Stored data entries —
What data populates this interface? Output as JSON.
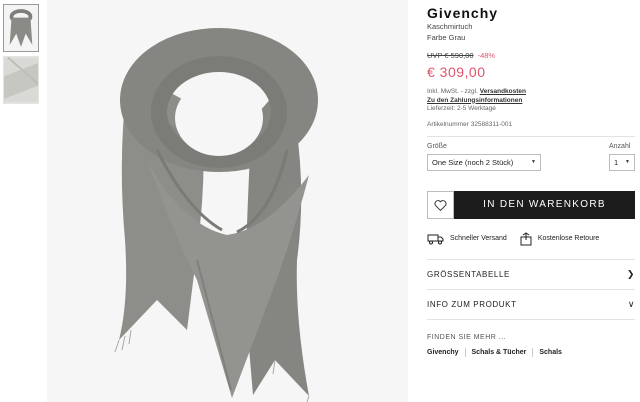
{
  "product": {
    "brand": "Givenchy",
    "name": "Kaschmirtuch",
    "color": "Farbe Grau",
    "uvp": "UVP € 590,00",
    "discount": "-48%",
    "price": "€ 309,00",
    "tax_note": "Inkl. MwSt. - zzgl.",
    "shipping_link": "Versandkosten",
    "payment_link": "Zu den Zahlungsinformationen",
    "delivery": "Lieferzeit: 2-5 Werktage",
    "article_number": "Artikelnummer 32588311-001"
  },
  "selectors": {
    "size_label": "Größe",
    "size_value": "One Size (noch 2 Stück)",
    "qty_label": "Anzahl",
    "qty_value": "1"
  },
  "actions": {
    "add_to_cart": "IN DEN WARENKORB",
    "wishlist_icon": "heart-icon"
  },
  "benefits": {
    "fast_shipping": "Schneller Versand",
    "free_returns": "Kostenlose Retoure"
  },
  "accordion": {
    "size_chart": "GRÖSSENTABELLE",
    "product_info": "INFO ZUM PRODUKT"
  },
  "find_more": {
    "title": "FINDEN SIE MEHR ...",
    "links": [
      "Givenchy",
      "Schals & Tücher",
      "Schals"
    ]
  },
  "colors": {
    "accent": "#e2536e",
    "button": "#1c1c1c",
    "scarf": "#8a8a86"
  }
}
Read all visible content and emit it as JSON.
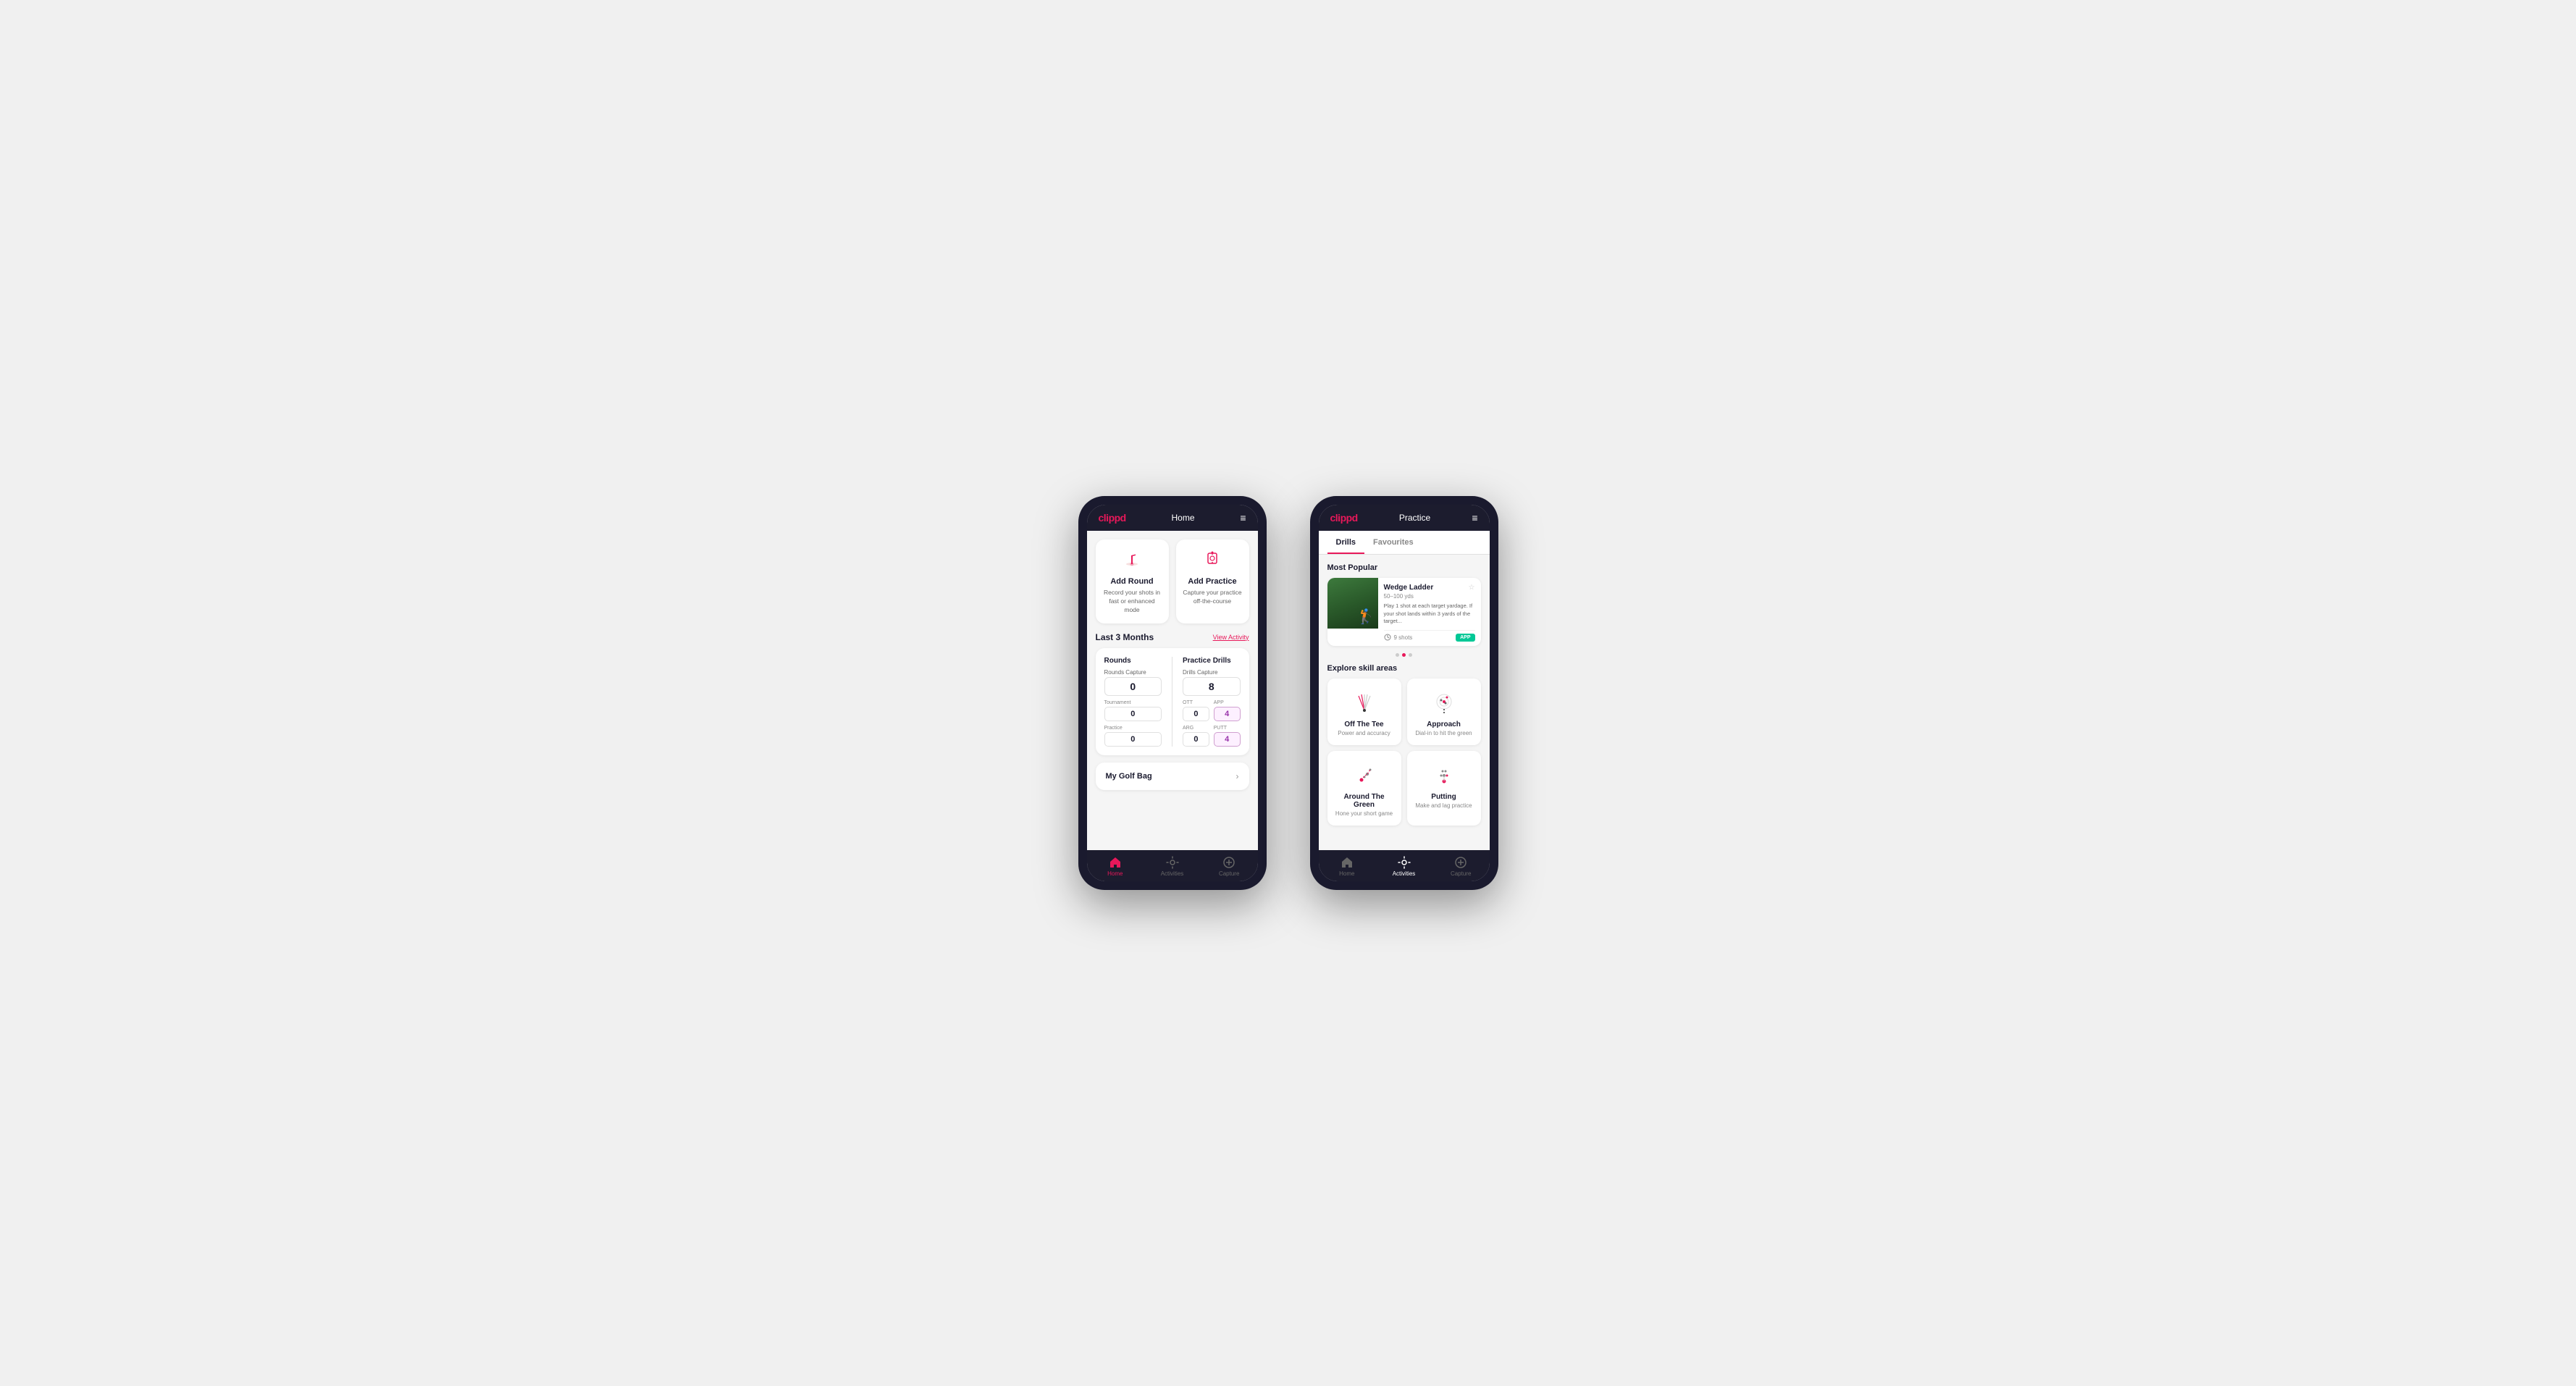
{
  "phone1": {
    "topbar": {
      "logo": "clippd",
      "title": "Home",
      "menu": "≡"
    },
    "actions": [
      {
        "id": "add-round",
        "title": "Add Round",
        "desc": "Record your shots in fast or enhanced mode",
        "icon": "flag"
      },
      {
        "id": "add-practice",
        "title": "Add Practice",
        "desc": "Capture your practice off-the-course",
        "icon": "target"
      }
    ],
    "activity": {
      "section_title": "Last 3 Months",
      "view_link": "View Activity",
      "rounds": {
        "title": "Rounds",
        "capture_label": "Rounds Capture",
        "capture_value": "0",
        "tournament_label": "Tournament",
        "tournament_value": "0",
        "practice_label": "Practice",
        "practice_value": "0"
      },
      "drills": {
        "title": "Practice Drills",
        "capture_label": "Drills Capture",
        "capture_value": "8",
        "ott_label": "OTT",
        "ott_value": "0",
        "app_label": "APP",
        "app_value": "4",
        "arg_label": "ARG",
        "arg_value": "0",
        "putt_label": "PUTT",
        "putt_value": "4"
      }
    },
    "golf_bag": {
      "label": "My Golf Bag"
    },
    "nav": [
      {
        "label": "Home",
        "active": true,
        "icon": "home"
      },
      {
        "label": "Activities",
        "active": false,
        "icon": "activities"
      },
      {
        "label": "Capture",
        "active": false,
        "icon": "capture"
      }
    ]
  },
  "phone2": {
    "topbar": {
      "logo": "clippd",
      "title": "Practice",
      "menu": "≡"
    },
    "tabs": [
      {
        "label": "Drills",
        "active": true
      },
      {
        "label": "Favourites",
        "active": false
      }
    ],
    "most_popular": {
      "title": "Most Popular",
      "drill": {
        "name": "Wedge Ladder",
        "yardage": "50–100 yds",
        "desc": "Play 1 shot at each target yardage. If your shot lands within 3 yards of the target...",
        "shots": "9 shots",
        "badge": "APP"
      }
    },
    "dots": [
      false,
      true,
      false
    ],
    "explore": {
      "title": "Explore skill areas",
      "skills": [
        {
          "name": "Off The Tee",
          "desc": "Power and accuracy",
          "icon": "tee"
        },
        {
          "name": "Approach",
          "desc": "Dial-in to hit the green",
          "icon": "approach"
        },
        {
          "name": "Around The Green",
          "desc": "Hone your short game",
          "icon": "atg"
        },
        {
          "name": "Putting",
          "desc": "Make and lag practice",
          "icon": "putting"
        }
      ]
    },
    "nav": [
      {
        "label": "Home",
        "active": false,
        "icon": "home"
      },
      {
        "label": "Activities",
        "active": true,
        "icon": "activities"
      },
      {
        "label": "Capture",
        "active": false,
        "icon": "capture"
      }
    ]
  }
}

What you should do — Gather each line in the entries above where the string "yardage" is found.

Answer to the exercise —
        "yardage": "50–100 yds",
        "desc": "Play 1 shot at each target yardage. If your shot lands within 3 yards of the target...",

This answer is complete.